## EXERCISE PROMPT
Please write out each listing below line for line, changing nothing.

Element-and-box listings:
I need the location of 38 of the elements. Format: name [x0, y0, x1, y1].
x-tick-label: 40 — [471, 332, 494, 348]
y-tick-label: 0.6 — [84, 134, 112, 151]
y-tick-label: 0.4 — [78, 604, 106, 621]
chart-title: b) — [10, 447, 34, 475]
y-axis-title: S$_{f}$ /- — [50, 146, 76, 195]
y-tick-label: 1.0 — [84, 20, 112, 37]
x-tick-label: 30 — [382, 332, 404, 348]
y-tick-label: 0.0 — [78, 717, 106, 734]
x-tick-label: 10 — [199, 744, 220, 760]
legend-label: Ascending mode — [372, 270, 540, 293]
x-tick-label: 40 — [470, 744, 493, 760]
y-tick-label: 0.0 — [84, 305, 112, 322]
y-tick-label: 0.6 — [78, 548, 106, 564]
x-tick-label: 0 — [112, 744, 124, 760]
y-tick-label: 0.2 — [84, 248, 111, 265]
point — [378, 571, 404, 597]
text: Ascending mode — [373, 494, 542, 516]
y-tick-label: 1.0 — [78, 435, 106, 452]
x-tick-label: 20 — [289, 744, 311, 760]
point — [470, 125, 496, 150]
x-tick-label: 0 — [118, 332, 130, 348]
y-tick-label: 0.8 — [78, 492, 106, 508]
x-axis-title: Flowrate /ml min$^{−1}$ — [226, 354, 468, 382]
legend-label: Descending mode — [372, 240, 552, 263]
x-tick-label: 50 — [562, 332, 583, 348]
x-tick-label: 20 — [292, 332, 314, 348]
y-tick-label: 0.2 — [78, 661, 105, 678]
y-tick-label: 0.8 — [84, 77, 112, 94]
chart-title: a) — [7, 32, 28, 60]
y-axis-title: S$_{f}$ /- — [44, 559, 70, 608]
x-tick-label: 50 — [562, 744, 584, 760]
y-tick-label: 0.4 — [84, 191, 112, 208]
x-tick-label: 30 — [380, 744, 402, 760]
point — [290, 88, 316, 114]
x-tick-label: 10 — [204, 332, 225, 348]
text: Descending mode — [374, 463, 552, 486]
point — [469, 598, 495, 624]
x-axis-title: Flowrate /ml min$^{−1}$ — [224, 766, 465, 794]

## EXERCISE SOLUTION
I need the location of 38 of the elements. Format: name [x0, y0, x1, y1].
x-tick-label: 40 — [471, 332, 494, 348]
y-tick-label: 0.6 — [84, 134, 112, 151]
y-tick-label: 0.4 — [78, 604, 106, 621]
chart-title: b) — [10, 447, 34, 475]
y-axis-title: S$_{f}$ /- — [50, 146, 76, 195]
y-tick-label: 1.0 — [84, 20, 112, 37]
x-tick-label: 30 — [382, 332, 404, 348]
y-tick-label: 0.0 — [78, 717, 106, 734]
x-tick-label: 10 — [199, 744, 220, 760]
legend-label: Ascending mode — [372, 270, 540, 293]
x-tick-label: 40 — [470, 744, 493, 760]
y-tick-label: 0.0 — [84, 305, 112, 322]
y-tick-label: 0.6 — [78, 548, 106, 564]
x-tick-label: 0 — [112, 744, 124, 760]
y-tick-label: 0.2 — [84, 248, 111, 265]
point — [378, 571, 404, 597]
text: Ascending mode — [373, 494, 542, 516]
y-tick-label: 1.0 — [78, 435, 106, 452]
x-tick-label: 20 — [289, 744, 311, 760]
point — [470, 125, 496, 150]
x-tick-label: 0 — [118, 332, 130, 348]
y-tick-label: 0.8 — [78, 492, 106, 508]
x-axis-title: Flowrate /ml min$^{−1}$ — [226, 354, 468, 382]
legend-label: Descending mode — [372, 240, 552, 263]
x-tick-label: 50 — [562, 332, 583, 348]
x-tick-label: 20 — [292, 332, 314, 348]
y-tick-label: 0.2 — [78, 661, 105, 678]
y-tick-label: 0.8 — [84, 77, 112, 94]
chart-title: a) — [7, 32, 28, 60]
y-axis-title: S$_{f}$ /- — [44, 559, 70, 608]
x-tick-label: 50 — [562, 744, 584, 760]
y-tick-label: 0.4 — [84, 191, 112, 208]
x-tick-label: 30 — [380, 744, 402, 760]
point — [290, 88, 316, 114]
x-tick-label: 10 — [204, 332, 225, 348]
text: Descending mode — [374, 463, 552, 486]
point — [469, 598, 495, 624]
x-axis-title: Flowrate /ml min$^{−1}$ — [224, 766, 465, 794]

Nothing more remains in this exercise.